*TO DO*
Determine how many lines in the entries below include "주택형별". The reply should be that number and nothing else.

═════ RECORDS FOR THIS EXERCISE

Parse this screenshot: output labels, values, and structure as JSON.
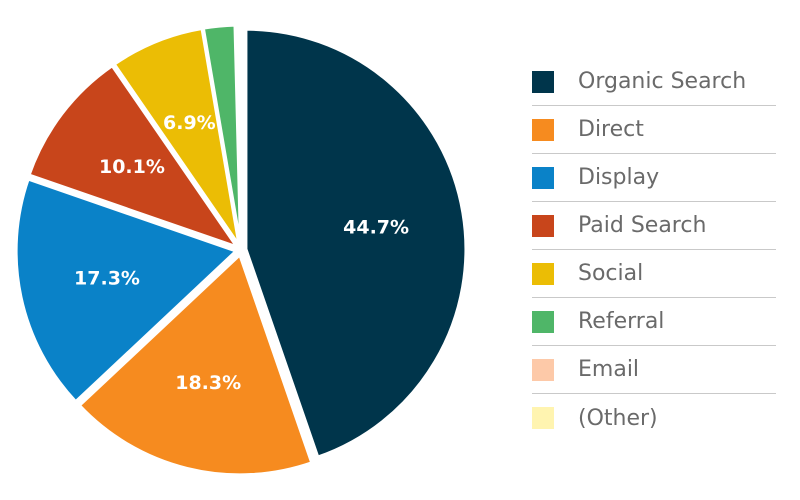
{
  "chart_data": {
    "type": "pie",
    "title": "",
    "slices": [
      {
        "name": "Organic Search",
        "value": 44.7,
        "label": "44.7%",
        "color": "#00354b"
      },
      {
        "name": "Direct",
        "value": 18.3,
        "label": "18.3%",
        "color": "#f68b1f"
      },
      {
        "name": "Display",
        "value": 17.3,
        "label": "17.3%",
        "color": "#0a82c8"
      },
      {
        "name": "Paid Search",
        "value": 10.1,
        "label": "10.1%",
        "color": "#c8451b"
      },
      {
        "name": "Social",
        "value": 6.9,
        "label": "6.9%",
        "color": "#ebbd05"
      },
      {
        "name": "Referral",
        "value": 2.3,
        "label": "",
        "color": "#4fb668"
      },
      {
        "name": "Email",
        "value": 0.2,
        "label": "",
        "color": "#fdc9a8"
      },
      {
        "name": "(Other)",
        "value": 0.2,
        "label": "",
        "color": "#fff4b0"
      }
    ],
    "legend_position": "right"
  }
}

══════════
═════ RECORDS FOR THIS EXERCISE

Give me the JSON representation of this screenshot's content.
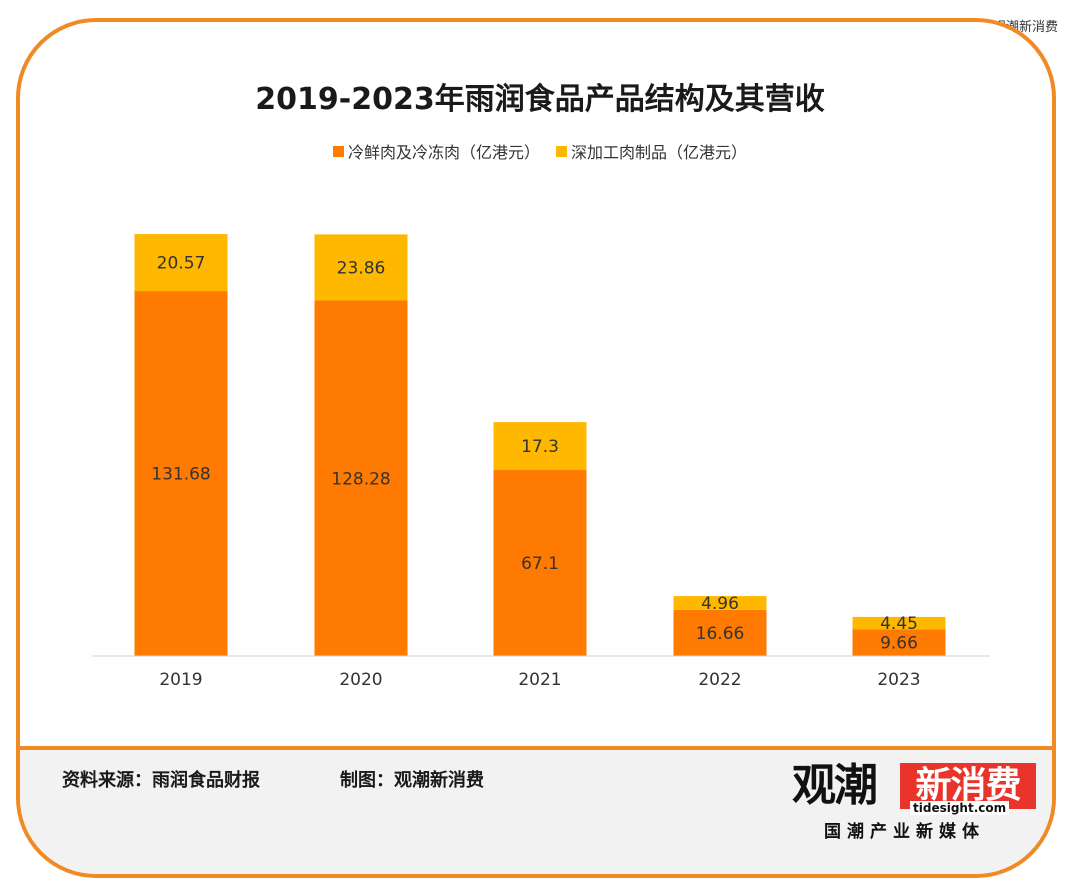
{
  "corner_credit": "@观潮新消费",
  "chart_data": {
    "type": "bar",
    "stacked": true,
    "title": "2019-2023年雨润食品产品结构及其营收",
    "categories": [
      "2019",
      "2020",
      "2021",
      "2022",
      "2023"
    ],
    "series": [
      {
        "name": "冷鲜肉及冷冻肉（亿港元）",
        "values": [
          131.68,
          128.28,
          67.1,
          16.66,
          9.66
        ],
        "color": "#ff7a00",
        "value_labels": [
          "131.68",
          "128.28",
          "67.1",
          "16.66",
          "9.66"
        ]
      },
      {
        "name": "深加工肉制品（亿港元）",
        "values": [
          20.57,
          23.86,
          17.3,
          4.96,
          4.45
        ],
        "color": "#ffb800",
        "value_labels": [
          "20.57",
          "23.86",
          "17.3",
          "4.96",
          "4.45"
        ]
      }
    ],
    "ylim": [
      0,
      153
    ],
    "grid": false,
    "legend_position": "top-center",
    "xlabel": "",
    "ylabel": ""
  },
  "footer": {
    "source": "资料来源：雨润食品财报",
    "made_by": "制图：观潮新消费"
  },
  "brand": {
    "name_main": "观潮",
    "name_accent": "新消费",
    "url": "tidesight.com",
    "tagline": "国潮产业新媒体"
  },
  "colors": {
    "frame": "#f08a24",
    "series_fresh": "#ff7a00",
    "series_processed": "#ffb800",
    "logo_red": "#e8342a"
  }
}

══════════
═════ RECORDS FOR THIS EXERCISE

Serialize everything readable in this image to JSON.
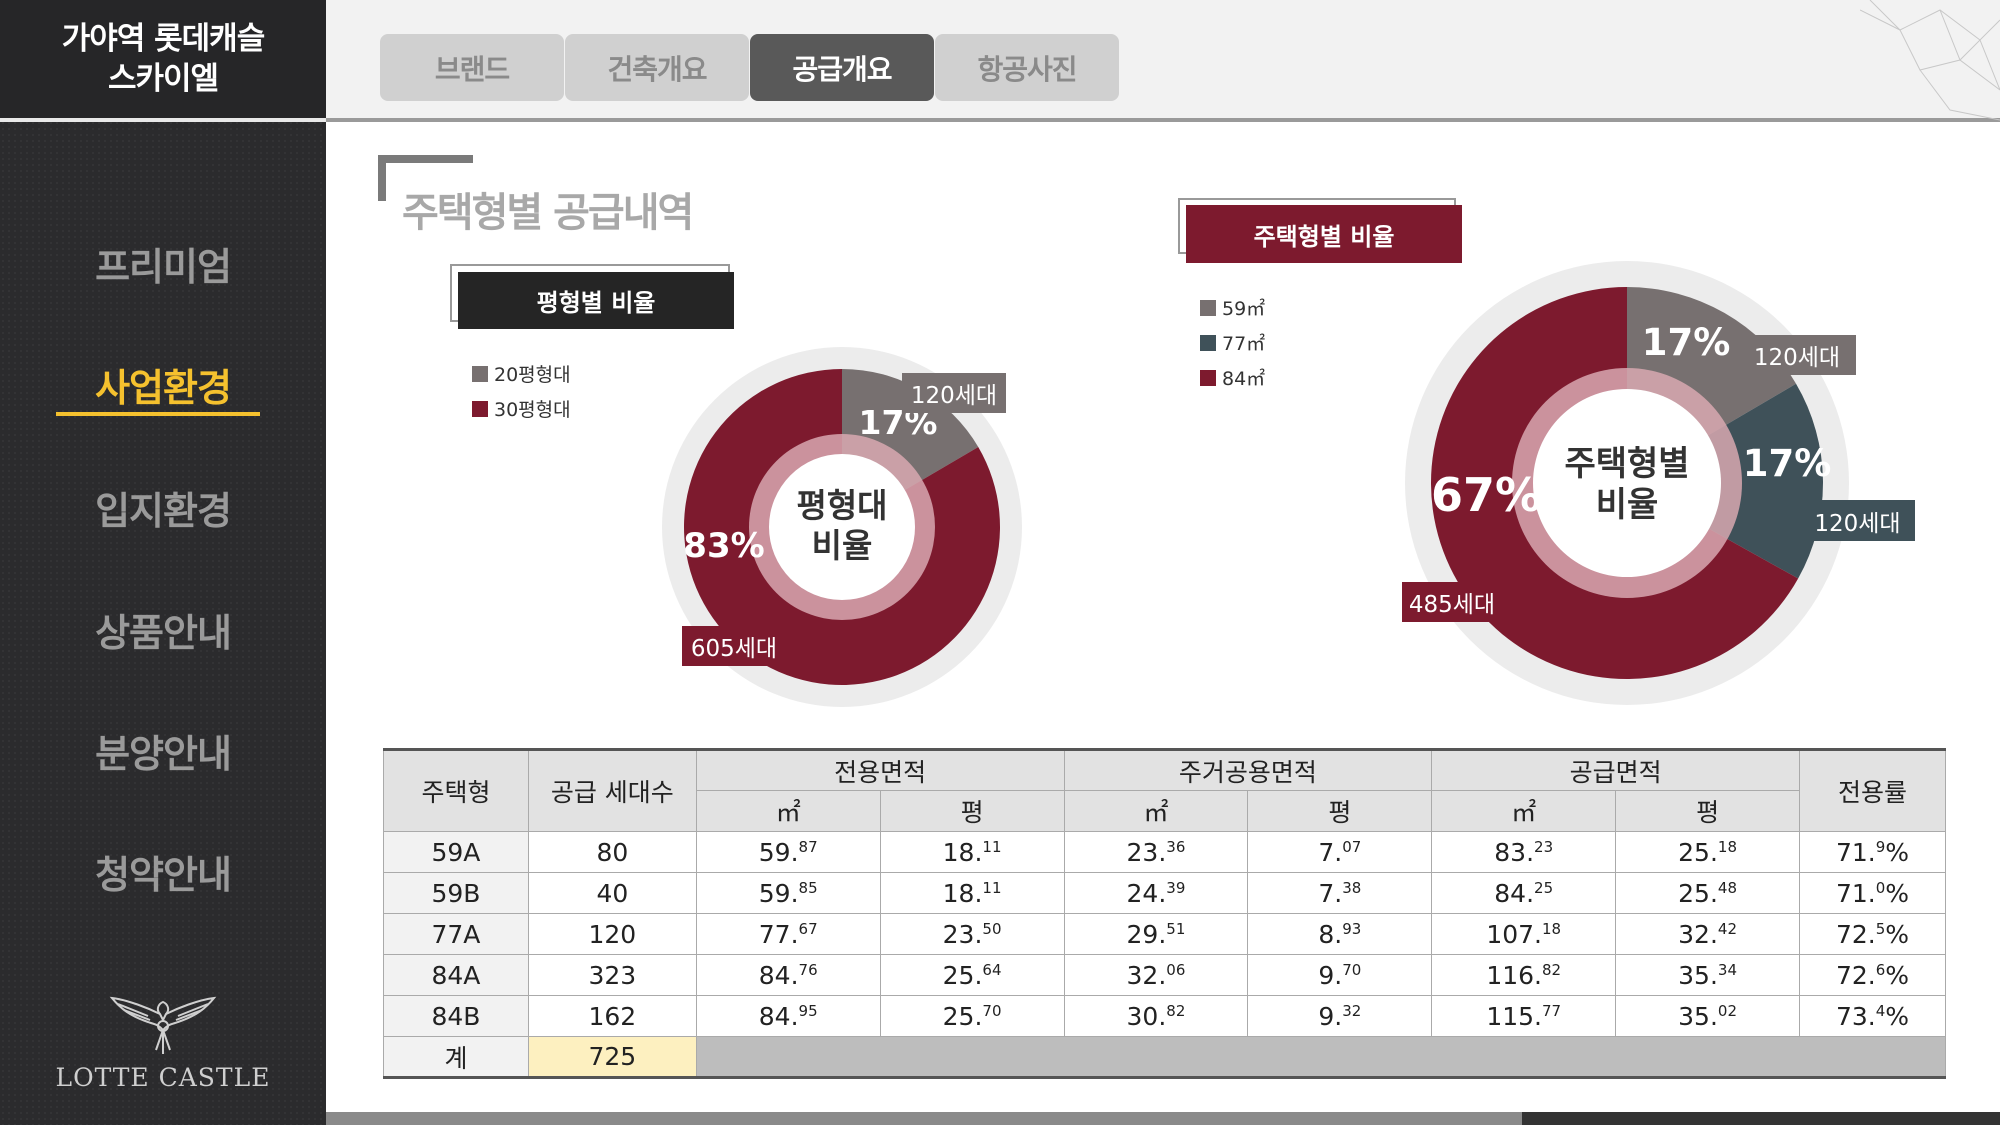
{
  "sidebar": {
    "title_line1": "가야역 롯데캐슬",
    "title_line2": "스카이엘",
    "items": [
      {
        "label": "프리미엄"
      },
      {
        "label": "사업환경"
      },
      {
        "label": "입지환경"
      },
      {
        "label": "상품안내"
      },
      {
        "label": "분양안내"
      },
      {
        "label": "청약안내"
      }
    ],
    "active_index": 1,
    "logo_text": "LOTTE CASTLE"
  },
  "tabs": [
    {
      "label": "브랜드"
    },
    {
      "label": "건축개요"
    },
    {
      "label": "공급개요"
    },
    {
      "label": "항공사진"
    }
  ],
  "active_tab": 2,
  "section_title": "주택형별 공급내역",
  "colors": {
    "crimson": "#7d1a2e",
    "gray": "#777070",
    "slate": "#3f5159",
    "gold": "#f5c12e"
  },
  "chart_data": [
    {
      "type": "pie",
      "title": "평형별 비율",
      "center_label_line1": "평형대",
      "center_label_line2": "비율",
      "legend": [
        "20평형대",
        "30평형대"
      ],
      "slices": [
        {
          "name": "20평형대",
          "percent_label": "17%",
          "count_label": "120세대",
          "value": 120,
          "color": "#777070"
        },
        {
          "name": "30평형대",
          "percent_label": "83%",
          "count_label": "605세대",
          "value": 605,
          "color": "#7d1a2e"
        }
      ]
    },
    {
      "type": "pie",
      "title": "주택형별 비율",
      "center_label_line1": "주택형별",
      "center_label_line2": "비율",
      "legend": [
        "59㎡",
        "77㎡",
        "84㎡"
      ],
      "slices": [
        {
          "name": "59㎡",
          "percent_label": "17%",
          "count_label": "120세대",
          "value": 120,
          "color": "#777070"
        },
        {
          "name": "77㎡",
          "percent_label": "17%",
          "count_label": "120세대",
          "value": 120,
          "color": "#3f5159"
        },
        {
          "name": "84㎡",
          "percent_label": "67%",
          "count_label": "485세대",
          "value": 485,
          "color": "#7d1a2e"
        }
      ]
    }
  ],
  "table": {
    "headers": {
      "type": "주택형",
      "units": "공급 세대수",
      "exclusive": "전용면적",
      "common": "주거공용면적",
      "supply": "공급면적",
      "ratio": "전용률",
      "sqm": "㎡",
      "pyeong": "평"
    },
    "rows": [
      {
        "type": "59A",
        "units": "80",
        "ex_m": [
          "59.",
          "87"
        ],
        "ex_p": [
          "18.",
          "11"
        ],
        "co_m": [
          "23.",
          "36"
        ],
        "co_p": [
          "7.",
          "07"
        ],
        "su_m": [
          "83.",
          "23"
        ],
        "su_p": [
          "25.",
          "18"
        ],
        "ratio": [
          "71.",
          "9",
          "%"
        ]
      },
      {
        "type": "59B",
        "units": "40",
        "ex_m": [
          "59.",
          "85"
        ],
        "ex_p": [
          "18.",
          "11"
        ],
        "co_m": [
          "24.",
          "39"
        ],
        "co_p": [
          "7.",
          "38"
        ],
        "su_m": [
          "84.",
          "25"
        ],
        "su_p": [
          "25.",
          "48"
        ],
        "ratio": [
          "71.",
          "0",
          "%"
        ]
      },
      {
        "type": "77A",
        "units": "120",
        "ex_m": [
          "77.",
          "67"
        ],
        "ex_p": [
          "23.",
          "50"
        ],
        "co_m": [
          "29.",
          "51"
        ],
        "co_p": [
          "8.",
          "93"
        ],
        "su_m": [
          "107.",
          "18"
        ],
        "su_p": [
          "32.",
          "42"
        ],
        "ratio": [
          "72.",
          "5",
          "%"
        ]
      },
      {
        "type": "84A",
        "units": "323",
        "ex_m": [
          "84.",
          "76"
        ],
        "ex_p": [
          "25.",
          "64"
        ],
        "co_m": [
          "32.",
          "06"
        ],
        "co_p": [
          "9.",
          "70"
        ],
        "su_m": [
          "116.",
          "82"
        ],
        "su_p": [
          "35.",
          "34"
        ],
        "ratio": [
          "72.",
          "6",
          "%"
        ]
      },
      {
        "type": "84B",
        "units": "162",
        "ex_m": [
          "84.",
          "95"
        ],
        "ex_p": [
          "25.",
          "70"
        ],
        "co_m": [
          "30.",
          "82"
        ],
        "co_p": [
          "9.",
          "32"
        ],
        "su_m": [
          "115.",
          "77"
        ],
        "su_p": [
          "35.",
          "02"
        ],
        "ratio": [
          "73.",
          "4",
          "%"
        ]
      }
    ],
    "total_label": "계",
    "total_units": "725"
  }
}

══════════

*FINISHED ANSWER*
3